* **Direction**
Find the lines that hold the word "title" and return them.
====
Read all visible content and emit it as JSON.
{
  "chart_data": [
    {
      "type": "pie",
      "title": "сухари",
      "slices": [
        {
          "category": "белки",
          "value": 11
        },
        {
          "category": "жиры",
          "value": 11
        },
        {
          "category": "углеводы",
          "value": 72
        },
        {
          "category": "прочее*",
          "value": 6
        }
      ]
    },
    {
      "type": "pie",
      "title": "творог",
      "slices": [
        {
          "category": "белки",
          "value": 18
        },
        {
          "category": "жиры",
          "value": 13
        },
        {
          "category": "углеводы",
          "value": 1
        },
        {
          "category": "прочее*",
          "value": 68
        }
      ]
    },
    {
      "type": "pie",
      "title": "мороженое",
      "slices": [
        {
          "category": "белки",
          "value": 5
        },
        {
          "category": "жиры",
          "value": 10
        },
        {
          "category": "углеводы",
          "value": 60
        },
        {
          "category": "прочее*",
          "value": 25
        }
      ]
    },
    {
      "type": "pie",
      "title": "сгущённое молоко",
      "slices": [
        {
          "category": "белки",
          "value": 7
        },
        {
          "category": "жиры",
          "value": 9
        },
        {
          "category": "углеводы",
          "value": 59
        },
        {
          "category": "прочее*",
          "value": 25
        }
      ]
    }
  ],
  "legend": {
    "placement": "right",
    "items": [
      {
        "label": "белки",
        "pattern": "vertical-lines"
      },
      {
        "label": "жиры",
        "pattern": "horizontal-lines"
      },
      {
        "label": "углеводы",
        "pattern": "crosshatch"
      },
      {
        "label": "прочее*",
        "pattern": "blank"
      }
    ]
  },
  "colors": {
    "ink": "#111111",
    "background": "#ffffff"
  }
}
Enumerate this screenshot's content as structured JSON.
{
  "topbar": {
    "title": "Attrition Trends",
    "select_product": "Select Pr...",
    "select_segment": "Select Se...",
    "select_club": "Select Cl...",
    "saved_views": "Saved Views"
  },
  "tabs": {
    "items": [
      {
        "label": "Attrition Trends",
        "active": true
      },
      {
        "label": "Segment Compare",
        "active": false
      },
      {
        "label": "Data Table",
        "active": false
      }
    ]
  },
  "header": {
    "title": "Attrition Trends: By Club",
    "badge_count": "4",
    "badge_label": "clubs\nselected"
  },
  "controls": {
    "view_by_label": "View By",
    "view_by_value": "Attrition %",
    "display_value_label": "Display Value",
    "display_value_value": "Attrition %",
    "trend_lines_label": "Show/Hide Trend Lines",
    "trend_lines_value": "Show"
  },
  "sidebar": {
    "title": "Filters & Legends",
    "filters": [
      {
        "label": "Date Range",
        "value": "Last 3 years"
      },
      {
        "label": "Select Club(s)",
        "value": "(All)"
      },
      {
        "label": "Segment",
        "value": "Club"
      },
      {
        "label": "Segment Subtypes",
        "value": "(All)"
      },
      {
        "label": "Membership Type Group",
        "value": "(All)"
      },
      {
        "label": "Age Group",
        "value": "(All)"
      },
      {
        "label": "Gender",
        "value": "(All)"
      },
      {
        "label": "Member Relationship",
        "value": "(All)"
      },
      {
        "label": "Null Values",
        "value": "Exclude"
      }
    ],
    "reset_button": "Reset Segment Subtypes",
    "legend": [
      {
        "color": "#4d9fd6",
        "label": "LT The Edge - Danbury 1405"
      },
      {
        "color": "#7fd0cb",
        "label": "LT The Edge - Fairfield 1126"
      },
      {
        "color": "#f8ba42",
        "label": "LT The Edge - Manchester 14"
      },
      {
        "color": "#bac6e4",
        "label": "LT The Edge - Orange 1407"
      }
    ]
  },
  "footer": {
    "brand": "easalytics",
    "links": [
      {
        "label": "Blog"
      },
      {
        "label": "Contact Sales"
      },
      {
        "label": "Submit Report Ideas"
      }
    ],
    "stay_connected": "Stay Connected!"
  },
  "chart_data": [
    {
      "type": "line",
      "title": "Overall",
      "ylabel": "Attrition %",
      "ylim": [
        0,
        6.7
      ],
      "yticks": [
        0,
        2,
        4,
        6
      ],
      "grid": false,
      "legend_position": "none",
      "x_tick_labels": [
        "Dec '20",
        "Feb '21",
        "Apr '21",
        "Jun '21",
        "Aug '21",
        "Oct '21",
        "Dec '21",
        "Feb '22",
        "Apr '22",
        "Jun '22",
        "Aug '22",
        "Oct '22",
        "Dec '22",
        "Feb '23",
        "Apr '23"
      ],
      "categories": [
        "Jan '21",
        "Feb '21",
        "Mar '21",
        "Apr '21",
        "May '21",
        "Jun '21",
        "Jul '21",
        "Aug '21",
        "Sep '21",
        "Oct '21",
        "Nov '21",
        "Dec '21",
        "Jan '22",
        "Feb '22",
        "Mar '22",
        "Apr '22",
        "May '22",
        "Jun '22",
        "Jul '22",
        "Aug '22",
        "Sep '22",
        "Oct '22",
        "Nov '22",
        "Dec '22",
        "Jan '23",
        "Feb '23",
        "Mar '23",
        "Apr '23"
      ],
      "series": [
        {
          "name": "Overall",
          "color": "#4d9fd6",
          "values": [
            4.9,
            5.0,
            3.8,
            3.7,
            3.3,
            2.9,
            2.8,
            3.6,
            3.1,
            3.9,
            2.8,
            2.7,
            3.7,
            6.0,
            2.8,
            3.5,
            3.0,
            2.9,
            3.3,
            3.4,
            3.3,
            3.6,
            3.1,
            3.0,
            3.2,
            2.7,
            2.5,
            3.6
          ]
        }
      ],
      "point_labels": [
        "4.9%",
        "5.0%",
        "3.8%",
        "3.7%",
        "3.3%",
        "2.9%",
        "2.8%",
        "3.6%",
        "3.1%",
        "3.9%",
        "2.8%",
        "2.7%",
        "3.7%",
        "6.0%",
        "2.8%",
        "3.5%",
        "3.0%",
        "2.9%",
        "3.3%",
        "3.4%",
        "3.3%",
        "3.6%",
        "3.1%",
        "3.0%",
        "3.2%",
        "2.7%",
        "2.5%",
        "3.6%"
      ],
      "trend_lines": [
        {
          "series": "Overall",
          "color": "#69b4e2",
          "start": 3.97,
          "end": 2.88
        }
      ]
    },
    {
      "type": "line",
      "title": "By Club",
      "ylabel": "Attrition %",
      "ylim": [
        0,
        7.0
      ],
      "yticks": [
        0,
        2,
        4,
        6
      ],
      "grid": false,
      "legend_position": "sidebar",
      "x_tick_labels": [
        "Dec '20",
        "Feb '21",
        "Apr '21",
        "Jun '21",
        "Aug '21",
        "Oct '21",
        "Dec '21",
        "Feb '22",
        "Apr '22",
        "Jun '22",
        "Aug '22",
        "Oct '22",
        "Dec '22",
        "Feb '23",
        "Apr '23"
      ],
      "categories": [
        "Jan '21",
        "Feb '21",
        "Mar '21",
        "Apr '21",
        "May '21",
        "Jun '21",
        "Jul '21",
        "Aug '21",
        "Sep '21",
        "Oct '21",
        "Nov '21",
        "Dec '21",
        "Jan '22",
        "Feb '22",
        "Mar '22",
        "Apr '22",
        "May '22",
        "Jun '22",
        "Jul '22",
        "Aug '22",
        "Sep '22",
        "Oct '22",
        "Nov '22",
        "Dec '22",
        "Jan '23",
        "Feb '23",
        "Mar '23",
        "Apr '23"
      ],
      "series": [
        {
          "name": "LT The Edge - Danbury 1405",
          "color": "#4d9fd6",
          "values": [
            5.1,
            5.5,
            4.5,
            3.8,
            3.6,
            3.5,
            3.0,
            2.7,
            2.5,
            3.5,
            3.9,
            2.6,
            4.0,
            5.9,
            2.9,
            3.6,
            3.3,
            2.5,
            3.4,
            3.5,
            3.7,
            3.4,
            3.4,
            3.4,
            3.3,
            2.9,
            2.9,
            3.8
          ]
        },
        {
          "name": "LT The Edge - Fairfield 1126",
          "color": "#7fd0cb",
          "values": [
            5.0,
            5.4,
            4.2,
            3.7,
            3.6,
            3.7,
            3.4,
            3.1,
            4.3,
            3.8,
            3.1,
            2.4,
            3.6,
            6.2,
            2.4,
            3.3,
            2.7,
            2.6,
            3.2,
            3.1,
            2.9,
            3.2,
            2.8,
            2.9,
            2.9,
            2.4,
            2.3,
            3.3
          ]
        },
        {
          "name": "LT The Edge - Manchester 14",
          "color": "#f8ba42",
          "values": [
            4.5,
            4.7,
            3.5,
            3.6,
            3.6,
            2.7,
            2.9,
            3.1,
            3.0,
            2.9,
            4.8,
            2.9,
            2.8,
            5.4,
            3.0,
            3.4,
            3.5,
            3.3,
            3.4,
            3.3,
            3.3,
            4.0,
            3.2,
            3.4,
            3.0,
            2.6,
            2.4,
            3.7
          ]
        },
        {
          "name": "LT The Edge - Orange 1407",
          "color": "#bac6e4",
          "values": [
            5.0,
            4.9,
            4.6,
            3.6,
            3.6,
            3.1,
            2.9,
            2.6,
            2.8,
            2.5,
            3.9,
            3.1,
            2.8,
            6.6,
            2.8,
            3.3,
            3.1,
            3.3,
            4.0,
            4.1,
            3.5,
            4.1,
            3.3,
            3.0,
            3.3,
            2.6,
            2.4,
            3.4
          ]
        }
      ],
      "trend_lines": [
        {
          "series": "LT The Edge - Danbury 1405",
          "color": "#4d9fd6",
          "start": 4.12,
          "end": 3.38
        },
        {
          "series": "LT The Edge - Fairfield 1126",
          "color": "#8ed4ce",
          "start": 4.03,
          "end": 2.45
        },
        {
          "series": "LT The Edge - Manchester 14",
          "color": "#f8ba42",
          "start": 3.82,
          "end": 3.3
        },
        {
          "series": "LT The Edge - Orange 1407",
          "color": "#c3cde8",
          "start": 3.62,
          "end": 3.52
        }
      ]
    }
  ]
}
====
* **Output**
      "title": "сухари",
      "title": "творог",
      "title": "мороженое",
      "title": "сгущённое молоко",
    "title": "Attrition Trends",
    "title": "Attrition Trends: By Club",
    "title": "Filters & Legends",
      "title": "Overall",
      "title": "By Club",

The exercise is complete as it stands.